Rows from a dataset
########################################

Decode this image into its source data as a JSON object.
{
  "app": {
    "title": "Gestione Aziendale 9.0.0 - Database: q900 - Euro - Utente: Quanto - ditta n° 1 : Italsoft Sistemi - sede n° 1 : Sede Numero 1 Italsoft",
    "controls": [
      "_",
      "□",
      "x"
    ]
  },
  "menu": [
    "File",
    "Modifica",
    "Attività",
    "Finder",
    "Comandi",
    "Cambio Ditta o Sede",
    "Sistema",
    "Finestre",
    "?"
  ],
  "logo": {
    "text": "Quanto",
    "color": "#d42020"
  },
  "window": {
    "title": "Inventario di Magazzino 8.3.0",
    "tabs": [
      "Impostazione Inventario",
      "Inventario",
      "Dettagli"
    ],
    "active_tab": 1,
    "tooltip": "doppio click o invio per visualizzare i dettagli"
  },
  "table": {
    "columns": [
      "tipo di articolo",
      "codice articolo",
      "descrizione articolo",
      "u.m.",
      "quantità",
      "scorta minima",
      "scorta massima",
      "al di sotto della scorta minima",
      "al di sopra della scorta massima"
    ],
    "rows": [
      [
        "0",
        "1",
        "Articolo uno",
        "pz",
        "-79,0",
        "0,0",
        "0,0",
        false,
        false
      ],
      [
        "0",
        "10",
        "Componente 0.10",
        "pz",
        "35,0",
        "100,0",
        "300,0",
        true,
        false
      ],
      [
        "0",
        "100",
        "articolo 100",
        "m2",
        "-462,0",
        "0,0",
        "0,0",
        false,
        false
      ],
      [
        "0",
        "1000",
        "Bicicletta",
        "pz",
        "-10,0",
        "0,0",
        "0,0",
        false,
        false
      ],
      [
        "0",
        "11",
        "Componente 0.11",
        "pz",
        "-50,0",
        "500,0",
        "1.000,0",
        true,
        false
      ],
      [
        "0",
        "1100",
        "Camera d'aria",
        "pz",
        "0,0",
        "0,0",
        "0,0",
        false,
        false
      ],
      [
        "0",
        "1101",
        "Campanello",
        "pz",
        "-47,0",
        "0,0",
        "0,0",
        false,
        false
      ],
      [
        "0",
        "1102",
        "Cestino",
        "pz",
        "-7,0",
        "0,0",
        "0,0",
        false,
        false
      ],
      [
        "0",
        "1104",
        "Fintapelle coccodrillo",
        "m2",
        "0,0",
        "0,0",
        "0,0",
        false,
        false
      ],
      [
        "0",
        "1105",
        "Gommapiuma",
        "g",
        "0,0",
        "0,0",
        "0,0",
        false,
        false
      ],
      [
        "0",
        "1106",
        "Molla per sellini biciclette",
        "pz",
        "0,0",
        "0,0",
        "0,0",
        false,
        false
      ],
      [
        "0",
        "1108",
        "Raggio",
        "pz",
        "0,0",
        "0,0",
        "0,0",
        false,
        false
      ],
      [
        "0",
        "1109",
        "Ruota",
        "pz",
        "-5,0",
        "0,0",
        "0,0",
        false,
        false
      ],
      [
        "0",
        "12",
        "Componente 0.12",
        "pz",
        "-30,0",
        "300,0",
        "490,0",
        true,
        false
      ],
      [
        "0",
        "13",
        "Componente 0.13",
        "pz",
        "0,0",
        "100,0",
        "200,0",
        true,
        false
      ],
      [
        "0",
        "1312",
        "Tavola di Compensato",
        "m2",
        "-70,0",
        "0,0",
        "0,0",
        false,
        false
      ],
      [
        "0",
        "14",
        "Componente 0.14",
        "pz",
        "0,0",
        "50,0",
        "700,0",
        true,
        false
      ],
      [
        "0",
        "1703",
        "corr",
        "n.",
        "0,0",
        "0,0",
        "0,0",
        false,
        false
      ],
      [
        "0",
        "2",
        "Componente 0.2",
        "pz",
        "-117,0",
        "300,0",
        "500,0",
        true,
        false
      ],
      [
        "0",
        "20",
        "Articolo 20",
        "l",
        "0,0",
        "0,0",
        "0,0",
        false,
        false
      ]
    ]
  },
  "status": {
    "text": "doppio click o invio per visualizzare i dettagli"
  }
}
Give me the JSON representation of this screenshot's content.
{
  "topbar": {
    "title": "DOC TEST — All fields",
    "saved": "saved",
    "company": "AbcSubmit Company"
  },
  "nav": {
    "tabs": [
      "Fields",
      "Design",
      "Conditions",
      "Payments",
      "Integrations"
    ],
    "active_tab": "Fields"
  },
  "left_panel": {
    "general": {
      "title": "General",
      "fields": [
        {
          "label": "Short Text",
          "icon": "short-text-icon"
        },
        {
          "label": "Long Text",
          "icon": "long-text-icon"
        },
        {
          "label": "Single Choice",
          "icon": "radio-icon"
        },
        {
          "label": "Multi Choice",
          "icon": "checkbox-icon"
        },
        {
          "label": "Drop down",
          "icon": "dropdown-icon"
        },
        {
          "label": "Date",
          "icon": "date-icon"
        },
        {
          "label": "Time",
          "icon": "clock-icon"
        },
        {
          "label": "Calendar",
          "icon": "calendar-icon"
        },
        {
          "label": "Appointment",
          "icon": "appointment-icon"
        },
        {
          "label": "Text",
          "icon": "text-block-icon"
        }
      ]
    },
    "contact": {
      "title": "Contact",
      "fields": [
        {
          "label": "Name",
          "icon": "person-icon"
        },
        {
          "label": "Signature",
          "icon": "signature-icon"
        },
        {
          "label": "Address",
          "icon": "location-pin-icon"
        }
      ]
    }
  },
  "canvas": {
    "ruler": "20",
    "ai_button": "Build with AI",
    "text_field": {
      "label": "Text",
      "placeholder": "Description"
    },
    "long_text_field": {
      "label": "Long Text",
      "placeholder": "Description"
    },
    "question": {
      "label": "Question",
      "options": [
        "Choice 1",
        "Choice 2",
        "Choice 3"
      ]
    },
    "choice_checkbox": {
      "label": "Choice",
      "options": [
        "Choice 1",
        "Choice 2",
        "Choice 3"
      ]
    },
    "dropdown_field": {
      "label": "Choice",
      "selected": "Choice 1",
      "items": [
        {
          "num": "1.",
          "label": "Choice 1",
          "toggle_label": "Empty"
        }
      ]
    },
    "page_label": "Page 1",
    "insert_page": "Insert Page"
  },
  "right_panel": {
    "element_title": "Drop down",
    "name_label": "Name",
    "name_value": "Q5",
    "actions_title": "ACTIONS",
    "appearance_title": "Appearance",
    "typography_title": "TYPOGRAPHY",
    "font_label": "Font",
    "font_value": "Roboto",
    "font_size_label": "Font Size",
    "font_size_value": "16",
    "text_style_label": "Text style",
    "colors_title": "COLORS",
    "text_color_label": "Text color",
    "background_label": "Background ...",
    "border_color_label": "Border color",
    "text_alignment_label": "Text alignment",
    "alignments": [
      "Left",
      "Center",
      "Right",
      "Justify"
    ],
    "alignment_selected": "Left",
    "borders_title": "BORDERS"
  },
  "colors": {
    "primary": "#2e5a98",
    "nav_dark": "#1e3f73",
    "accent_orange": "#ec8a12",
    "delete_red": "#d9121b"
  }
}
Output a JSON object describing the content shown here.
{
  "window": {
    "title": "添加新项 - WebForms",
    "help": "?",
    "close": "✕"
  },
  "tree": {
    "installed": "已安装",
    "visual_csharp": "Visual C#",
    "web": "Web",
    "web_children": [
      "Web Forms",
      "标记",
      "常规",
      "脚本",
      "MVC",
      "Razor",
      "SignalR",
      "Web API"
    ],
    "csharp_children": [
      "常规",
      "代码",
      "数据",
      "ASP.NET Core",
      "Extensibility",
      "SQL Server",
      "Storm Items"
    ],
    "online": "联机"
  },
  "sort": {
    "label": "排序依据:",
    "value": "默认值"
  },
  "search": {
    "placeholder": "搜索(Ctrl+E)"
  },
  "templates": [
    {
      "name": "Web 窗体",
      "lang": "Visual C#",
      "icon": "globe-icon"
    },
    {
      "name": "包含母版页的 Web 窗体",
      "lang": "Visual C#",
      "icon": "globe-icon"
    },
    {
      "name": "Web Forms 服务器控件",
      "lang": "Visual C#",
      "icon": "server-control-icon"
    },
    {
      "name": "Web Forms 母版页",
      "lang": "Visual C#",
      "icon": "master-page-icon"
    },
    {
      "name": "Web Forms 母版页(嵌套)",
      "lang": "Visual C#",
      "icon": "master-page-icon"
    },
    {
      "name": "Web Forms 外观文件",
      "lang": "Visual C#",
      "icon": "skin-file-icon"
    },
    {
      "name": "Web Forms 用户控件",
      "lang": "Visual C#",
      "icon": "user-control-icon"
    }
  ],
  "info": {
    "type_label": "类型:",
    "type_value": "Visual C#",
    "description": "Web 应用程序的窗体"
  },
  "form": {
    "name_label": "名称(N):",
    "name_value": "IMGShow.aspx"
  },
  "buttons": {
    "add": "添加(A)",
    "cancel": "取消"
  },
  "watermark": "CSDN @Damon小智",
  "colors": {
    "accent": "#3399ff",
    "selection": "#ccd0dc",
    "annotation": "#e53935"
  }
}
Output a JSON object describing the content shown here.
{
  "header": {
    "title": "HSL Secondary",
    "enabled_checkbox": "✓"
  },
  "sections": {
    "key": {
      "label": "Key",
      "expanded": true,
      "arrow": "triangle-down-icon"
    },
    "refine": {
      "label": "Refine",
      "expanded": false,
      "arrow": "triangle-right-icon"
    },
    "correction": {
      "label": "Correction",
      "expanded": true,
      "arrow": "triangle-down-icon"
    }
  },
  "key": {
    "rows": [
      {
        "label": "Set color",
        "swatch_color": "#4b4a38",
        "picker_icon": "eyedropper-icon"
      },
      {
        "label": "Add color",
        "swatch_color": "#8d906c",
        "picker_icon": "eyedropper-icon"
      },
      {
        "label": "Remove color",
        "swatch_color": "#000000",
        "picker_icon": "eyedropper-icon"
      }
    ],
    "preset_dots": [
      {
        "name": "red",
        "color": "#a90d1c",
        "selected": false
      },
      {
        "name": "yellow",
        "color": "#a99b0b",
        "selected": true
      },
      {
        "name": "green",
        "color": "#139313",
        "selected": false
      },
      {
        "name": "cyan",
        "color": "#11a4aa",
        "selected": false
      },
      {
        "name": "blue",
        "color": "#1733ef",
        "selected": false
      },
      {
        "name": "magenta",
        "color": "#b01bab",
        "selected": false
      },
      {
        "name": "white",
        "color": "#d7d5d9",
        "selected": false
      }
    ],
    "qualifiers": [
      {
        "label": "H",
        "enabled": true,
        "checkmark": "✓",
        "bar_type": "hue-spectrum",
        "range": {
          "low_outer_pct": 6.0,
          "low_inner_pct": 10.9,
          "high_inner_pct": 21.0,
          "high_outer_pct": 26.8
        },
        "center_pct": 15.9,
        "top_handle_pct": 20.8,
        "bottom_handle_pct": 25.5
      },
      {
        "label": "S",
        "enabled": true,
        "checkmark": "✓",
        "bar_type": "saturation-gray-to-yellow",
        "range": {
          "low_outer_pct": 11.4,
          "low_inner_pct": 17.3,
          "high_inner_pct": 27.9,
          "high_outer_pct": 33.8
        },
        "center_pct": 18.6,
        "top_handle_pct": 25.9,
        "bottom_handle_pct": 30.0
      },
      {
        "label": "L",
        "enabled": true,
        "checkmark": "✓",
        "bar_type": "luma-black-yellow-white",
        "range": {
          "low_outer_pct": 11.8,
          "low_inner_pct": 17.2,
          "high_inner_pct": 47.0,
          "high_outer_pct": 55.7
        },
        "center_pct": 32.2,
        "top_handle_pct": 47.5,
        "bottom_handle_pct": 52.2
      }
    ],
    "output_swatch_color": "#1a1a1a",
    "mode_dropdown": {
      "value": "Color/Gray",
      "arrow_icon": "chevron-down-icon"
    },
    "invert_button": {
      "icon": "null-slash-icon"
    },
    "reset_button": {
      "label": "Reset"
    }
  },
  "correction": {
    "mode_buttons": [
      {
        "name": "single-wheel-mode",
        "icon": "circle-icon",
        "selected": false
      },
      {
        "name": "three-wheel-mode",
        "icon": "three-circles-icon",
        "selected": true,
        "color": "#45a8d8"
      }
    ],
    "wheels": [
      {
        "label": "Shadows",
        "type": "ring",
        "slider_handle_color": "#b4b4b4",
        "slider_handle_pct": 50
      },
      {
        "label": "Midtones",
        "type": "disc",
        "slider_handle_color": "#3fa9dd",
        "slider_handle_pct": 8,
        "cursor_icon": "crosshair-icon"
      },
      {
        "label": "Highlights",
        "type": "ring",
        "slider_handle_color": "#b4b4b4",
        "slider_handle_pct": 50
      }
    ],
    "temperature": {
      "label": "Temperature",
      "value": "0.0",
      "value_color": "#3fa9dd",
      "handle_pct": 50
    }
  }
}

########################################

Scan the material for lines with the word "JSON", and copy each line you find.

Finished task
Decode this image into its source data as a JSON object.
Give me the JSON representation of this screenshot's content.
Output a JSON object describing the content shown here.
Output a JSON object describing the content shown here.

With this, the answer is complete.